— begin Supplied material —

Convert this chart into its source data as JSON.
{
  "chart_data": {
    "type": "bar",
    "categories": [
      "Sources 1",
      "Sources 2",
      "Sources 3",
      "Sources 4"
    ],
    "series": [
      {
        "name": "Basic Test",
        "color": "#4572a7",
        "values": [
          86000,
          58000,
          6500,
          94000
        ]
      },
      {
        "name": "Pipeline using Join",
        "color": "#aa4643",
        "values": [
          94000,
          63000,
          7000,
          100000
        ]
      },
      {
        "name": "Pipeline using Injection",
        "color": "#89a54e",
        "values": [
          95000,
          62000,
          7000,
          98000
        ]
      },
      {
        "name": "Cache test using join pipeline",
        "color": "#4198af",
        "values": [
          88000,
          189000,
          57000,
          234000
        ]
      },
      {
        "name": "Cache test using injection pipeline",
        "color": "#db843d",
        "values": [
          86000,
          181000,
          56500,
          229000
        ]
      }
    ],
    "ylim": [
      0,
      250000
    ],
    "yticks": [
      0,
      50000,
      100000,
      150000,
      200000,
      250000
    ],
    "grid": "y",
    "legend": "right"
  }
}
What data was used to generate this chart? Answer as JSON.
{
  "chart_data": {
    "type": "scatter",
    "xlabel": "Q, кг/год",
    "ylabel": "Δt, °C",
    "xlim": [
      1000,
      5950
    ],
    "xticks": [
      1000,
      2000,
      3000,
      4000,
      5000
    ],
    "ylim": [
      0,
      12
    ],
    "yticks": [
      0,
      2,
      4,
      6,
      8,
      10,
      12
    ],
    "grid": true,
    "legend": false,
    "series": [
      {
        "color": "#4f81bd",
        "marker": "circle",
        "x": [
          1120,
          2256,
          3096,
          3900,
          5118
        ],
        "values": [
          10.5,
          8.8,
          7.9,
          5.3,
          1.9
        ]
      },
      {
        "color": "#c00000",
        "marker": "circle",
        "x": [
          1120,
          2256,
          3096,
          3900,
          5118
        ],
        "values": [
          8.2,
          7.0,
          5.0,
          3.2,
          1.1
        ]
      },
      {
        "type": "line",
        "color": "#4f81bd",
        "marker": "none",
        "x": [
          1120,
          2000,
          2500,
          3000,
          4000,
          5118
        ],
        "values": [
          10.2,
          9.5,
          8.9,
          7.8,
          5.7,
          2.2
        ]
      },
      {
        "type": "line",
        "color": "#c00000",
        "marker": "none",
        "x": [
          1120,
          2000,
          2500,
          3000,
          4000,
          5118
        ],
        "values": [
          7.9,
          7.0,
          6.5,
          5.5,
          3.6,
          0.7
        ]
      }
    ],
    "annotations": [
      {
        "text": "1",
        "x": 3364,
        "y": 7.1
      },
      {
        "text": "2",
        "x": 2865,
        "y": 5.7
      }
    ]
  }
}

— end Supplied material —

## What is being asked
Output every record above exactly as it appears.

## Answer to the task
Convert this chart into its source data as JSON.
{
  "chart_data": {
    "type": "bar",
    "categories": [
      "Sources 1",
      "Sources 2",
      "Sources 3",
      "Sources 4"
    ],
    "series": [
      {
        "name": "Basic Test",
        "color": "#4572a7",
        "values": [
          86000,
          58000,
          6500,
          94000
        ]
      },
      {
        "name": "Pipeline using Join",
        "color": "#aa4643",
        "values": [
          94000,
          63000,
          7000,
          100000
        ]
      },
      {
        "name": "Pipeline using Injection",
        "color": "#89a54e",
        "values": [
          95000,
          62000,
          7000,
          98000
        ]
      },
      {
        "name": "Cache test using join pipeline",
        "color": "#4198af",
        "values": [
          88000,
          189000,
          57000,
          234000
        ]
      },
      {
        "name": "Cache test using injection pipeline",
        "color": "#db843d",
        "values": [
          86000,
          181000,
          56500,
          229000
        ]
      }
    ],
    "ylim": [
      0,
      250000
    ],
    "yticks": [
      0,
      50000,
      100000,
      150000,
      200000,
      250000
    ],
    "grid": "y",
    "legend": "right"
  }
}
What data was used to generate this chart? Answer as JSON.
{
  "chart_data": {
    "type": "scatter",
    "xlabel": "Q, кг/год",
    "ylabel": "Δt, °C",
    "xlim": [
      1000,
      5950
    ],
    "xticks": [
      1000,
      2000,
      3000,
      4000,
      5000
    ],
    "ylim": [
      0,
      12
    ],
    "yticks": [
      0,
      2,
      4,
      6,
      8,
      10,
      12
    ],
    "grid": true,
    "legend": false,
    "series": [
      {
        "color": "#4f81bd",
        "marker": "circle",
        "x": [
          1120,
          2256,
          3096,
          3900,
          5118
        ],
        "values": [
          10.5,
          8.8,
          7.9,
          5.3,
          1.9
        ]
      },
      {
        "color": "#c00000",
        "marker": "circle",
        "x": [
          1120,
          2256,
          3096,
          3900,
          5118
        ],
        "values": [
          8.2,
          7.0,
          5.0,
          3.2,
          1.1
        ]
      },
      {
        "type": "line",
        "color": "#4f81bd",
        "marker": "none",
        "x": [
          1120,
          2000,
          2500,
          3000,
          4000,
          5118
        ],
        "values": [
          10.2,
          9.5,
          8.9,
          7.8,
          5.7,
          2.2
        ]
      },
      {
        "type": "line",
        "color": "#c00000",
        "marker": "none",
        "x": [
          1120,
          2000,
          2500,
          3000,
          4000,
          5118
        ],
        "values": [
          7.9,
          7.0,
          6.5,
          5.5,
          3.6,
          0.7
        ]
      }
    ],
    "annotations": [
      {
        "text": "1",
        "x": 3364,
        "y": 7.1
      },
      {
        "text": "2",
        "x": 2865,
        "y": 5.7
      }
    ]
  }
}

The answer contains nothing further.